Written instruction: Repeat each line of the material exactly.

### Dataset

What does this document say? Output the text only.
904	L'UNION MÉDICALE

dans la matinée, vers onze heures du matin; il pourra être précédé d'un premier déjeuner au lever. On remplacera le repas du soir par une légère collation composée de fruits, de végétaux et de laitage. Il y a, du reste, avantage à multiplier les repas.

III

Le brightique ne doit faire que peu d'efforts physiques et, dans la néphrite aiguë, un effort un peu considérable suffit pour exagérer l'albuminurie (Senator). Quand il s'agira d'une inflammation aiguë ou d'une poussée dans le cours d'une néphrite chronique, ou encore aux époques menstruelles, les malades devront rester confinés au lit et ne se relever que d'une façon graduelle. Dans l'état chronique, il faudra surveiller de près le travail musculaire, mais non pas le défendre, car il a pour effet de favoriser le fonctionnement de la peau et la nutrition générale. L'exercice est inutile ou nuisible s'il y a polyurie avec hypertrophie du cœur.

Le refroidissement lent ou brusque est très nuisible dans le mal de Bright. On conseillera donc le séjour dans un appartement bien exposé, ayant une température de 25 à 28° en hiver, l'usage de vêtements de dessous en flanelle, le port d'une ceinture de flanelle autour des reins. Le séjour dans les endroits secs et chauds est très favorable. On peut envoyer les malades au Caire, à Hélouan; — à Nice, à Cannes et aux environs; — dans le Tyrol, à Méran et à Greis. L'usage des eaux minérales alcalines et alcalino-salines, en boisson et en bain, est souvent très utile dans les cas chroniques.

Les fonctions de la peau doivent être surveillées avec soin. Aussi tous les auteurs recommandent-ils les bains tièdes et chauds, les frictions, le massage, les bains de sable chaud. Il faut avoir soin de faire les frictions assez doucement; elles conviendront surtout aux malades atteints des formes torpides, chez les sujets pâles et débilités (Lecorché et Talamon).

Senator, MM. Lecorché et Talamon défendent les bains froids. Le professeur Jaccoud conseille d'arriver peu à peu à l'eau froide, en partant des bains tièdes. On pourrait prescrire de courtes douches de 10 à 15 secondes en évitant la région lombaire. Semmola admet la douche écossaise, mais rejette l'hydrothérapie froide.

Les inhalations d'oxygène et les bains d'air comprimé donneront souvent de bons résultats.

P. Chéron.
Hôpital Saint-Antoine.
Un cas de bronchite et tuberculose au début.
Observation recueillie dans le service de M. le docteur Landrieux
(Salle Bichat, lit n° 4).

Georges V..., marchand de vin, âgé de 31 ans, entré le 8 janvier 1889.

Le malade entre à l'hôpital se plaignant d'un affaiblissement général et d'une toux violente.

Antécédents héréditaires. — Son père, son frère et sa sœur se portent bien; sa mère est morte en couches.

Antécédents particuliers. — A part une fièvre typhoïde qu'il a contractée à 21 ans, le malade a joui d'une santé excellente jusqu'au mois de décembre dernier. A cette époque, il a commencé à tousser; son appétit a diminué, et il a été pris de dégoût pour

######

Output for this exercise:
What does this document say? Output the text only.
904	L'UNION MÉDICALE

dans la matinée, vers onze heures du matin; il pourra être précédé d'un premier déjeuner au lever. On remplacera le repas du soir par une légère collation composée de fruits, de végétaux et de laitage. Il y a, du reste, avantage à multiplier les repas.

III

Le brightique ne doit faire que peu d'efforts physiques et, dans la néphrite aiguë, un effort un peu considérable suffit pour exagérer l'albuminurie (Senator). Quand il s'agira d'une inflammation aiguë ou d'une poussée dans le cours d'une néphrite chronique, ou encore aux époques menstruelles, les malades devront rester confinés au lit et ne se relever que d'une façon graduelle. Dans l'état chronique, il faudra surveiller de près le travail musculaire, mais non pas le défendre, car il a pour effet de favoriser le fonctionnement de la peau et la nutrition générale. L'exercice est inutile ou nuisible s'il y a polyurie avec hypertrophie du cœur.

Le refroidissement lent ou brusque est très nuisible dans le mal de Bright. On conseillera donc le séjour dans un appartement bien exposé, ayant une température de 25 à 28° en hiver, l'usage de vêtements de dessous en flanelle, le port d'une ceinture de flanelle autour des reins. Le séjour dans les endroits secs et chauds est très favorable. On peut envoyer les malades au Caire, à Hélouan; — à Nice, à Cannes et aux environs; — dans le Tyrol, à Méran et à Greis. L'usage des eaux minérales alcalines et alcalino-salines, en boisson et en bain, est souvent très utile dans les cas chroniques.

Les fonctions de la peau doivent être surveillées avec soin. Aussi tous les auteurs recommandent-ils les bains tièdes et chauds, les frictions, le massage, les bains de sable chaud. Il faut avoir soin de faire les frictions assez doucement; elles conviendront surtout aux malades atteints des formes torpides, chez les sujets pâles et débilités (Lecorché et Talamon).

Senator, MM. Lecorché et Talamon défendent les bains froids. Le professeur Jaccoud conseille d'arriver peu à peu à l'eau froide, en partant des bains tièdes. On pourrait prescrire de courtes douches de 10 à 15 secondes en évitant la région lombaire. Semmola admet la douche écossaise, mais rejette l'hydrothérapie froide.

Les inhalations d'oxygène et les bains d'air comprimé donneront souvent de bons résultats.

P. Chéron.
Hôpital Saint-Antoine.
Un cas de bronchite et tuberculose au début.
Observation recueillie dans le service de M. le docteur Landrieux
(Salle Bichat, lit n° 4).

Georges V..., marchand de vin, âgé de 31 ans, entré le 8 janvier 1889.

Le malade entre à l'hôpital se plaignant d'un affaiblissement général et d'une toux violente.

Antécédents héréditaires. — Son père, son frère et sa sœur se portent bien; sa mère est morte en couches.

Antécédents particuliers. — A part une fièvre typhoïde qu'il a contractée à 21 ans, le malade a joui d'une santé excellente jusqu'au mois de décembre dernier. A cette époque, il a commencé à tousser; son appétit a diminué, et il a été pris de dégoût pour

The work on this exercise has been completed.